** BEGIN Records supplied **

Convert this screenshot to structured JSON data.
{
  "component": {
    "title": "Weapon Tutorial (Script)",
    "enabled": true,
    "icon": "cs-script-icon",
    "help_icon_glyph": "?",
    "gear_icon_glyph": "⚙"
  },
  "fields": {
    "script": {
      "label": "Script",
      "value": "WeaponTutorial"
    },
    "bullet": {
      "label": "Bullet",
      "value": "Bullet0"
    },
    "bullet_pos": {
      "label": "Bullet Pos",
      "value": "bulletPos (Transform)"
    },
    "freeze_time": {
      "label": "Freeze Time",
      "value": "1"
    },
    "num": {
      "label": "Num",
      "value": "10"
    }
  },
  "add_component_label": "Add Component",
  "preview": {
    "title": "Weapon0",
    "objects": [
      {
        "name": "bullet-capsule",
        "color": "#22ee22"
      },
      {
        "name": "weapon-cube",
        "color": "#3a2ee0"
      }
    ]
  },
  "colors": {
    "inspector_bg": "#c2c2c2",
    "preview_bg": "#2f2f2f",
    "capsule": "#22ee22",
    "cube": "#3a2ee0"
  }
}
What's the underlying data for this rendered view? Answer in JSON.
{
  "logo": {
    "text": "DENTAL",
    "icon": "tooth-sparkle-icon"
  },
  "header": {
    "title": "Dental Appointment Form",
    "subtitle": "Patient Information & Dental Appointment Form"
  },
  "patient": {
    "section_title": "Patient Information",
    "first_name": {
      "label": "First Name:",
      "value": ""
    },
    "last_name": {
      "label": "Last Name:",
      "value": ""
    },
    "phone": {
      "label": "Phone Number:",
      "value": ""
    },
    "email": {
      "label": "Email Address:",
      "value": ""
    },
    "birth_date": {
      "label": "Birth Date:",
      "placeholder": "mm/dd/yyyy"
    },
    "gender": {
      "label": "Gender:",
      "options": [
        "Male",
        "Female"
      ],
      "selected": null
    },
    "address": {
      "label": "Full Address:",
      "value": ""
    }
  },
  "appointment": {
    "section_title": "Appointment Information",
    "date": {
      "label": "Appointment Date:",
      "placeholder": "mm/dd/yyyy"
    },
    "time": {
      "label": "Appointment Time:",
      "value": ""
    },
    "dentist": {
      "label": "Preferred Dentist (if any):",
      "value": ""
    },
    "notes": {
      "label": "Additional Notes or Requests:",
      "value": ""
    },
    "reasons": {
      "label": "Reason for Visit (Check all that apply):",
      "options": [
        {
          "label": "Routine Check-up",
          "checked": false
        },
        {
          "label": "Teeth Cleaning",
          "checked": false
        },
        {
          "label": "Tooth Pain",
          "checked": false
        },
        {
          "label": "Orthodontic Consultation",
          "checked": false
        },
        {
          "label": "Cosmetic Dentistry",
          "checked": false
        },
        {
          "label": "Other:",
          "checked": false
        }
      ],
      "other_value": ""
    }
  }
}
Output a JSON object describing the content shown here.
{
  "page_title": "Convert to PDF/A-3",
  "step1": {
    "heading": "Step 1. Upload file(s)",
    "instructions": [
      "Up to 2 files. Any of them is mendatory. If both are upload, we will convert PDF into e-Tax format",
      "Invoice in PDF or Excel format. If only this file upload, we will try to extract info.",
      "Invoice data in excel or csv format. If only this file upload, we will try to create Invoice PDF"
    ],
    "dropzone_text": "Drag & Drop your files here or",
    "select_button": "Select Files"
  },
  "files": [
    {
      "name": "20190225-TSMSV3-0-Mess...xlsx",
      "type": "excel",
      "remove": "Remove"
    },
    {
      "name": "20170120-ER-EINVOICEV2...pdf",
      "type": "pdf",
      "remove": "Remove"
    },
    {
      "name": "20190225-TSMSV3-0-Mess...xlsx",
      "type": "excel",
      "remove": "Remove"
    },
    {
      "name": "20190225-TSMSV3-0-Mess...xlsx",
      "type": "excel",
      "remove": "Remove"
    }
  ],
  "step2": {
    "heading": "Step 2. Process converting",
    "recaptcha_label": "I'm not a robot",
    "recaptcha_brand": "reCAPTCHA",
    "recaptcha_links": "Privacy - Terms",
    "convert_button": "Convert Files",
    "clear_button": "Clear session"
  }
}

** END Records supplied **

Write out the records shown above, exactly as they appear.

§ Solution to the exercise
Convert this screenshot to structured JSON data.
{
  "component": {
    "title": "Weapon Tutorial (Script)",
    "enabled": true,
    "icon": "cs-script-icon",
    "help_icon_glyph": "?",
    "gear_icon_glyph": "⚙"
  },
  "fields": {
    "script": {
      "label": "Script",
      "value": "WeaponTutorial"
    },
    "bullet": {
      "label": "Bullet",
      "value": "Bullet0"
    },
    "bullet_pos": {
      "label": "Bullet Pos",
      "value": "bulletPos (Transform)"
    },
    "freeze_time": {
      "label": "Freeze Time",
      "value": "1"
    },
    "num": {
      "label": "Num",
      "value": "10"
    }
  },
  "add_component_label": "Add Component",
  "preview": {
    "title": "Weapon0",
    "objects": [
      {
        "name": "bullet-capsule",
        "color": "#22ee22"
      },
      {
        "name": "weapon-cube",
        "color": "#3a2ee0"
      }
    ]
  },
  "colors": {
    "inspector_bg": "#c2c2c2",
    "preview_bg": "#2f2f2f",
    "capsule": "#22ee22",
    "cube": "#3a2ee0"
  }
}
What's the underlying data for this rendered view? Answer in JSON.
{
  "logo": {
    "text": "DENTAL",
    "icon": "tooth-sparkle-icon"
  },
  "header": {
    "title": "Dental Appointment Form",
    "subtitle": "Patient Information & Dental Appointment Form"
  },
  "patient": {
    "section_title": "Patient Information",
    "first_name": {
      "label": "First Name:",
      "value": ""
    },
    "last_name": {
      "label": "Last Name:",
      "value": ""
    },
    "phone": {
      "label": "Phone Number:",
      "value": ""
    },
    "email": {
      "label": "Email Address:",
      "value": ""
    },
    "birth_date": {
      "label": "Birth Date:",
      "placeholder": "mm/dd/yyyy"
    },
    "gender": {
      "label": "Gender:",
      "options": [
        "Male",
        "Female"
      ],
      "selected": null
    },
    "address": {
      "label": "Full Address:",
      "value": ""
    }
  },
  "appointment": {
    "section_title": "Appointment Information",
    "date": {
      "label": "Appointment Date:",
      "placeholder": "mm/dd/yyyy"
    },
    "time": {
      "label": "Appointment Time:",
      "value": ""
    },
    "dentist": {
      "label": "Preferred Dentist (if any):",
      "value": ""
    },
    "notes": {
      "label": "Additional Notes or Requests:",
      "value": ""
    },
    "reasons": {
      "label": "Reason for Visit (Check all that apply):",
      "options": [
        {
          "label": "Routine Check-up",
          "checked": false
        },
        {
          "label": "Teeth Cleaning",
          "checked": false
        },
        {
          "label": "Tooth Pain",
          "checked": false
        },
        {
          "label": "Orthodontic Consultation",
          "checked": false
        },
        {
          "label": "Cosmetic Dentistry",
          "checked": false
        },
        {
          "label": "Other:",
          "checked": false
        }
      ],
      "other_value": ""
    }
  }
}
Output a JSON object describing the content shown here.
{
  "page_title": "Convert to PDF/A-3",
  "step1": {
    "heading": "Step 1. Upload file(s)",
    "instructions": [
      "Up to 2 files. Any of them is mendatory. If both are upload, we will convert PDF into e-Tax format",
      "Invoice in PDF or Excel format. If only this file upload, we will try to extract info.",
      "Invoice data in excel or csv format. If only this file upload, we will try to create Invoice PDF"
    ],
    "dropzone_text": "Drag & Drop your files here or",
    "select_button": "Select Files"
  },
  "files": [
    {
      "name": "20190225-TSMSV3-0-Mess...xlsx",
      "type": "excel",
      "remove": "Remove"
    },
    {
      "name": "20170120-ER-EINVOICEV2...pdf",
      "type": "pdf",
      "remove": "Remove"
    },
    {
      "name": "20190225-TSMSV3-0-Mess...xlsx",
      "type": "excel",
      "remove": "Remove"
    },
    {
      "name": "20190225-TSMSV3-0-Mess...xlsx",
      "type": "excel",
      "remove": "Remove"
    }
  ],
  "step2": {
    "heading": "Step 2. Process converting",
    "recaptcha_label": "I'm not a robot",
    "recaptcha_brand": "reCAPTCHA",
    "recaptcha_links": "Privacy - Terms",
    "convert_button": "Convert Files",
    "clear_button": "Clear session"
  }
}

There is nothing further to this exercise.